WORK REQUIRED: Show every line that has the string "milk" in it.

RECORDED DATA:
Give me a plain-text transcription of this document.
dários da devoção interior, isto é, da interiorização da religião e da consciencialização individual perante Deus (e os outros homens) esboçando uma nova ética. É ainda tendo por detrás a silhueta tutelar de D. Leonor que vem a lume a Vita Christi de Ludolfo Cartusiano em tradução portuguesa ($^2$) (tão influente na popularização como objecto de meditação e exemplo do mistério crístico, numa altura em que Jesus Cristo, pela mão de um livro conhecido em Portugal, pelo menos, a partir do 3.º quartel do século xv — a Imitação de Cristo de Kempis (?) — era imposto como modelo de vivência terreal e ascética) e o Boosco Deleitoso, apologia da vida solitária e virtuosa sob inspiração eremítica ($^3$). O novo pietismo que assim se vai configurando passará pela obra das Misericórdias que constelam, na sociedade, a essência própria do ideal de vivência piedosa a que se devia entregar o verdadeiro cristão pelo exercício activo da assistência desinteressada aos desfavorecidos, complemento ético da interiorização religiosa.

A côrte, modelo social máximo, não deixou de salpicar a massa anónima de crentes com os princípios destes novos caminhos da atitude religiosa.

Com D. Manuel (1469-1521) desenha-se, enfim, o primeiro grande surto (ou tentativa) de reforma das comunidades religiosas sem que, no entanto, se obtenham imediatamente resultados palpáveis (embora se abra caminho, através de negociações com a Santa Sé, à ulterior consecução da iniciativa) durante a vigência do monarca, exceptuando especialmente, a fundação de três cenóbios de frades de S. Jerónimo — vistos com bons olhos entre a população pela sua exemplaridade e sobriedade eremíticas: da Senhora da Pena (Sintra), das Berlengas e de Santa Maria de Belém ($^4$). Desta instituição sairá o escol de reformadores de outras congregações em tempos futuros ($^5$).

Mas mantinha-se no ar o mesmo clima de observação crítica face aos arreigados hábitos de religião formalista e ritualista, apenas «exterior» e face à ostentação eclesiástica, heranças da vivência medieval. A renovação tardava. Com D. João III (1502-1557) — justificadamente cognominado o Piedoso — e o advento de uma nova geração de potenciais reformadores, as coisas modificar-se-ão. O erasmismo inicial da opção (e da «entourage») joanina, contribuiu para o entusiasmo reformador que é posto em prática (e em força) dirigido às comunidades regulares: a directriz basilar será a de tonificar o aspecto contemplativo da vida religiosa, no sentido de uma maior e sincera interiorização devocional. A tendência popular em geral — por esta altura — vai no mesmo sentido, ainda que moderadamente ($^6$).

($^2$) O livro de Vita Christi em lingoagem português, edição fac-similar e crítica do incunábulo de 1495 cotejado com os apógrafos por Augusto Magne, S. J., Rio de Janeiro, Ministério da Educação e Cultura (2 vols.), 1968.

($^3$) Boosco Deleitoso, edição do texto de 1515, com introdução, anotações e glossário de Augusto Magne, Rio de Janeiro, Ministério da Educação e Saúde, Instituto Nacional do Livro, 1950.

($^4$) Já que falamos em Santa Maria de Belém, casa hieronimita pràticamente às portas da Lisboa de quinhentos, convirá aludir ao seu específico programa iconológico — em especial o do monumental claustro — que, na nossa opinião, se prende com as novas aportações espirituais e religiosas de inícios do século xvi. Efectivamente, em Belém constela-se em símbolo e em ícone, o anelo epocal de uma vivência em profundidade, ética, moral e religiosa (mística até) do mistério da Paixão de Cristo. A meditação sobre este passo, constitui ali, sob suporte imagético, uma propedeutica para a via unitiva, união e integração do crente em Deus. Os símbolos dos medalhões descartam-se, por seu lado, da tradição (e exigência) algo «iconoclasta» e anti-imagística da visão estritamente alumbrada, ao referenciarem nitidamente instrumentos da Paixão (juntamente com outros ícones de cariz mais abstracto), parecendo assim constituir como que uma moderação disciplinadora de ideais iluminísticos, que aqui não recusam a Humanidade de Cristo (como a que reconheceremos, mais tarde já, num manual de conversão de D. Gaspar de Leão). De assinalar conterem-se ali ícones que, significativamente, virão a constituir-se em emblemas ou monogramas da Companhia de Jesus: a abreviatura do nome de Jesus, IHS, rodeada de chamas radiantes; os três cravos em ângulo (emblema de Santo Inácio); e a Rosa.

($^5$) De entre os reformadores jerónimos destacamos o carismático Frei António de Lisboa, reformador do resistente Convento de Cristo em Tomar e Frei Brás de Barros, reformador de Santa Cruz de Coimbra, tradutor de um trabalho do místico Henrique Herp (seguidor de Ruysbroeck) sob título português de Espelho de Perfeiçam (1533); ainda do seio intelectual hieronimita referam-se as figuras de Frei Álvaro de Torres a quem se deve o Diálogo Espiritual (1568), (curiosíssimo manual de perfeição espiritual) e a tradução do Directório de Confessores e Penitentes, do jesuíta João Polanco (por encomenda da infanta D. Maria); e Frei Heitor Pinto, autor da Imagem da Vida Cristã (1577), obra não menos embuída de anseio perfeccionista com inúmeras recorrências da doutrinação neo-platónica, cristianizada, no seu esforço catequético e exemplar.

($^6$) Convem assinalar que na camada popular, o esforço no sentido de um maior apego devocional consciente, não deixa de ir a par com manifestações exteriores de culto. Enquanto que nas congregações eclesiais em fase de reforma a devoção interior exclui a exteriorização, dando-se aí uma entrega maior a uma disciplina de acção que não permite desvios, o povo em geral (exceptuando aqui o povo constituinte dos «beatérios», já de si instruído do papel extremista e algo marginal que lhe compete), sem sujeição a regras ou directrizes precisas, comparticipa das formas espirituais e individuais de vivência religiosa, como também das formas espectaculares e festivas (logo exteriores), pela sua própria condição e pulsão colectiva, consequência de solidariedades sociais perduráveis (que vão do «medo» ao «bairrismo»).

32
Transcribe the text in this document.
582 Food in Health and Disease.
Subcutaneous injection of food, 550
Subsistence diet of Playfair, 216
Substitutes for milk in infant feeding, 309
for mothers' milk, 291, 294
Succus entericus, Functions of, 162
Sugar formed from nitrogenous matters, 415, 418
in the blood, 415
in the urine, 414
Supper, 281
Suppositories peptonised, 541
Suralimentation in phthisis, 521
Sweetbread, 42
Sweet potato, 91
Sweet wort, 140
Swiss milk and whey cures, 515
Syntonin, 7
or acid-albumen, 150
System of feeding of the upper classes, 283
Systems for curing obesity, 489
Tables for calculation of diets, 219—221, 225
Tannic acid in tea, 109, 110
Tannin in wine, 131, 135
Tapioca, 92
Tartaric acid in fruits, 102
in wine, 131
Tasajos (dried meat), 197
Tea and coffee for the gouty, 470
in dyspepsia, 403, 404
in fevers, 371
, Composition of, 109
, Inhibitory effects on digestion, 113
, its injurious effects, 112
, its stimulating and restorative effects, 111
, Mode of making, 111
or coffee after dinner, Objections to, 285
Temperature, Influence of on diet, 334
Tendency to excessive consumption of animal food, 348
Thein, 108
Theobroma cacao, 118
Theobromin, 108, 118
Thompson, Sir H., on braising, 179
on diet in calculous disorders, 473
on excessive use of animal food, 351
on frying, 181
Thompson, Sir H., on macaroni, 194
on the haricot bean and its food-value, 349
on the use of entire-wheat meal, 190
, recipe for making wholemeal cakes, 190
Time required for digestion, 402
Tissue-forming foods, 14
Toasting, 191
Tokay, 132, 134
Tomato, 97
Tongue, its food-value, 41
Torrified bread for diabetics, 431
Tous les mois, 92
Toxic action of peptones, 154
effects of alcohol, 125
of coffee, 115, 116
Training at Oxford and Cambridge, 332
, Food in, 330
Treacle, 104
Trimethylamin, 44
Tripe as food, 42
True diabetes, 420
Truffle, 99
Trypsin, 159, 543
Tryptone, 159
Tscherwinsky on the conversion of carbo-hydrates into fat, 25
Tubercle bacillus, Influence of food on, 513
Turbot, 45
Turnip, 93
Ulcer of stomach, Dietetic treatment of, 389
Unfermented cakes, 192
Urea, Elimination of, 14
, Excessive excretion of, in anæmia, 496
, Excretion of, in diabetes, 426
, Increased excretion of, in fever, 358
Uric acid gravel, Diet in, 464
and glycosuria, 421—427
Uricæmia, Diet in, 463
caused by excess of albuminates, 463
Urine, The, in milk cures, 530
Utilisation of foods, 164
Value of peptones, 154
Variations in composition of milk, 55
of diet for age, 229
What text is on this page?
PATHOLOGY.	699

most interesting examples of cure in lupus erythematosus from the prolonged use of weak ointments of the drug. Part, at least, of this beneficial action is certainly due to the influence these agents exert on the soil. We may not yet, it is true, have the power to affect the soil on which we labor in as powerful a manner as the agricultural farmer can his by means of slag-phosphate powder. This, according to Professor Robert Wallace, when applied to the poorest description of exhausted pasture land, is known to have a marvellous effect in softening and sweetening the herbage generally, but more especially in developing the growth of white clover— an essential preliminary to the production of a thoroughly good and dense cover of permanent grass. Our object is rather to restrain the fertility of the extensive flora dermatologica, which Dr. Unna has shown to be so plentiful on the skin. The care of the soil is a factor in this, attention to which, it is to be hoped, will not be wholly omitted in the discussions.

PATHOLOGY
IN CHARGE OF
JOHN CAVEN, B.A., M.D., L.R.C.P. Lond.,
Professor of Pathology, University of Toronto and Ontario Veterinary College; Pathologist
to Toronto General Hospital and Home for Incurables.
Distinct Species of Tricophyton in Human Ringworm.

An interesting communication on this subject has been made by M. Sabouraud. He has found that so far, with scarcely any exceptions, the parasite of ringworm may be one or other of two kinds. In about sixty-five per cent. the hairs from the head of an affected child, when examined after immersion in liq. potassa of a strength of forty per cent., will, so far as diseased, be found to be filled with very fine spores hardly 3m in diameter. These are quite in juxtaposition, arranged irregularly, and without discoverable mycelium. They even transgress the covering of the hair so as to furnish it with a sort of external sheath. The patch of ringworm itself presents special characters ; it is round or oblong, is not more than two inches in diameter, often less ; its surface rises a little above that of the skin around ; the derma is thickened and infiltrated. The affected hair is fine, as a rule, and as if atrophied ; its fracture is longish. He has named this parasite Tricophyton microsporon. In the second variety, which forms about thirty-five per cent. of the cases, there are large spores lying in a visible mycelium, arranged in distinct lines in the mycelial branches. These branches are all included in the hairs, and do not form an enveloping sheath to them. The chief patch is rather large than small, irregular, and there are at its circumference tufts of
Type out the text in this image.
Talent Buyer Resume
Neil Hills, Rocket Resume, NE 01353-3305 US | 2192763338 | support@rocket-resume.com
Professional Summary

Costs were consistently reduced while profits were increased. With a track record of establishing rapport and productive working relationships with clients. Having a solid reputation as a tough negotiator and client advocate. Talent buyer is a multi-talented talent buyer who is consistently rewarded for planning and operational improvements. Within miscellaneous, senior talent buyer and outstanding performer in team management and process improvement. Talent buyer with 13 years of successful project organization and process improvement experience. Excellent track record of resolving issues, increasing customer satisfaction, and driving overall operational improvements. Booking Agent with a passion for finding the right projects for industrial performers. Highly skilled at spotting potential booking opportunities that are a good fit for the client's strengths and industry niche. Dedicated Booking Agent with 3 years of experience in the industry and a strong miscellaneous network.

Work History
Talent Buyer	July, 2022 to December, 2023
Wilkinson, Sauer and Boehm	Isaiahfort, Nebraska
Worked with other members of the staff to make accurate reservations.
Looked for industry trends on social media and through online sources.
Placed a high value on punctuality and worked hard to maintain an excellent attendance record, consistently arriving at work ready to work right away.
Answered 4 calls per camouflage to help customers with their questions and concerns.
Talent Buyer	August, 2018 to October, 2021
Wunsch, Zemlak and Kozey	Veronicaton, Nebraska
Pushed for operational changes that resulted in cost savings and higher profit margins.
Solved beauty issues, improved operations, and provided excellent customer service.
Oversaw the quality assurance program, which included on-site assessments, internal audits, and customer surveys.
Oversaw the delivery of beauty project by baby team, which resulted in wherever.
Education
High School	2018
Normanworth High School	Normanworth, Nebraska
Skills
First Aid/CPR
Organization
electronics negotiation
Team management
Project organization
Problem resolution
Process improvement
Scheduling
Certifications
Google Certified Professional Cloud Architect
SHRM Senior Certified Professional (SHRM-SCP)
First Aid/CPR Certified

EXERCISE OUTPUT:
Substitutes for milk in infant feeding, 309
for mothers' milk, 291, 294
Swiss milk and whey cures, 515
Urine, The, in milk cures, 530
Variations in composition of milk, 55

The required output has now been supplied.